Reproduce all records verbatim.

═════ STORED RECORDS ═════

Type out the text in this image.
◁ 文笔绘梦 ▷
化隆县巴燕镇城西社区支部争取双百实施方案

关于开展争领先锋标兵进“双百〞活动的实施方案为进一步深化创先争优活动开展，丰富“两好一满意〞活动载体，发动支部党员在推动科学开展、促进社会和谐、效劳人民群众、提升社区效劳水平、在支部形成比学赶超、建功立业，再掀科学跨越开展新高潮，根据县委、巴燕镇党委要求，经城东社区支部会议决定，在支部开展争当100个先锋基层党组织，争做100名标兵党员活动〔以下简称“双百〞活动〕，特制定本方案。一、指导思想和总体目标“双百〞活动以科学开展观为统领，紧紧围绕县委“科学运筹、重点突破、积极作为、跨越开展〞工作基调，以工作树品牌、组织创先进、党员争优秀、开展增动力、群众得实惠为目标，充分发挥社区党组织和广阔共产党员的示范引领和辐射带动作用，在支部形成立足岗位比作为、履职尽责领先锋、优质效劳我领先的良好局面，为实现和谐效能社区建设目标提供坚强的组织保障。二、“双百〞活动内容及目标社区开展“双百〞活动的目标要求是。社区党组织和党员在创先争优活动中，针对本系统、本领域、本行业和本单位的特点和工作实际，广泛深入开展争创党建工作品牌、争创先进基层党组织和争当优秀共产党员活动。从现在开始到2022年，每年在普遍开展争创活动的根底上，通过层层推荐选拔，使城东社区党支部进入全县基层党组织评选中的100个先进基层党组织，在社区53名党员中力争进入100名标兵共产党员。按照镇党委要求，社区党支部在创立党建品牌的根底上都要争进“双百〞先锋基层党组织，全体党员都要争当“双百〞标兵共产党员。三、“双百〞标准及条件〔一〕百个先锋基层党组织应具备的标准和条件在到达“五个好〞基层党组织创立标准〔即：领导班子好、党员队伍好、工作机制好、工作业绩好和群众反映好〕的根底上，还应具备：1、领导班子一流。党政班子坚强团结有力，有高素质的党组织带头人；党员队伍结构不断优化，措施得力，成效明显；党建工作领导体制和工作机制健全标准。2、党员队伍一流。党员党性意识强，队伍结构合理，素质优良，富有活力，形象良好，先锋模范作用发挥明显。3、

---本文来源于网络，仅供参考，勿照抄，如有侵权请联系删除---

═════

:: ANSWER IN FULL ::
Type out the text in this image.
◁ 文笔绘梦 ▷
化隆县巴燕镇城西社区支部争取双百实施方案

关于开展争领先锋标兵进“双百〞活动的实施方案为进一步深化创先争优活动开展，丰富“两好一满意〞活动载体，发动支部党员在推动科学开展、促进社会和谐、效劳人民群众、提升社区效劳水平、在支部形成比学赶超、建功立业，再掀科学跨越开展新高潮，根据县委、巴燕镇党委要求，经城东社区支部会议决定，在支部开展争当100个先锋基层党组织，争做100名标兵党员活动〔以下简称“双百〞活动〕，特制定本方案。一、指导思想和总体目标“双百〞活动以科学开展观为统领，紧紧围绕县委“科学运筹、重点突破、积极作为、跨越开展〞工作基调，以工作树品牌、组织创先进、党员争优秀、开展增动力、群众得实惠为目标，充分发挥社区党组织和广阔共产党员的示范引领和辐射带动作用，在支部形成立足岗位比作为、履职尽责领先锋、优质效劳我领先的良好局面，为实现和谐效能社区建设目标提供坚强的组织保障。二、“双百〞活动内容及目标社区开展“双百〞活动的目标要求是。社区党组织和党员在创先争优活动中，针对本系统、本领域、本行业和本单位的特点和工作实际，广泛深入开展争创党建工作品牌、争创先进基层党组织和争当优秀共产党员活动。从现在开始到2022年，每年在普遍开展争创活动的根底上，通过层层推荐选拔，使城东社区党支部进入全县基层党组织评选中的100个先进基层党组织，在社区53名党员中力争进入100名标兵共产党员。按照镇党委要求，社区党支部在创立党建品牌的根底上都要争进“双百〞先锋基层党组织，全体党员都要争当“双百〞标兵共产党员。三、“双百〞标准及条件〔一〕百个先锋基层党组织应具备的标准和条件在到达“五个好〞基层党组织创立标准〔即：领导班子好、党员队伍好、工作机制好、工作业绩好和群众反映好〕的根底上，还应具备：1、领导班子一流。党政班子坚强团结有力，有高素质的党组织带头人；党员队伍结构不断优化，措施得力，成效明显；党建工作领导体制和工作机制健全标准。2、党员队伍一流。党员党性意识强，队伍结构合理，素质优良，富有活力，形象良好，先锋模范作用发挥明显。3、

---本文来源于网络，仅供参考，勿照抄，如有侵权请联系删除---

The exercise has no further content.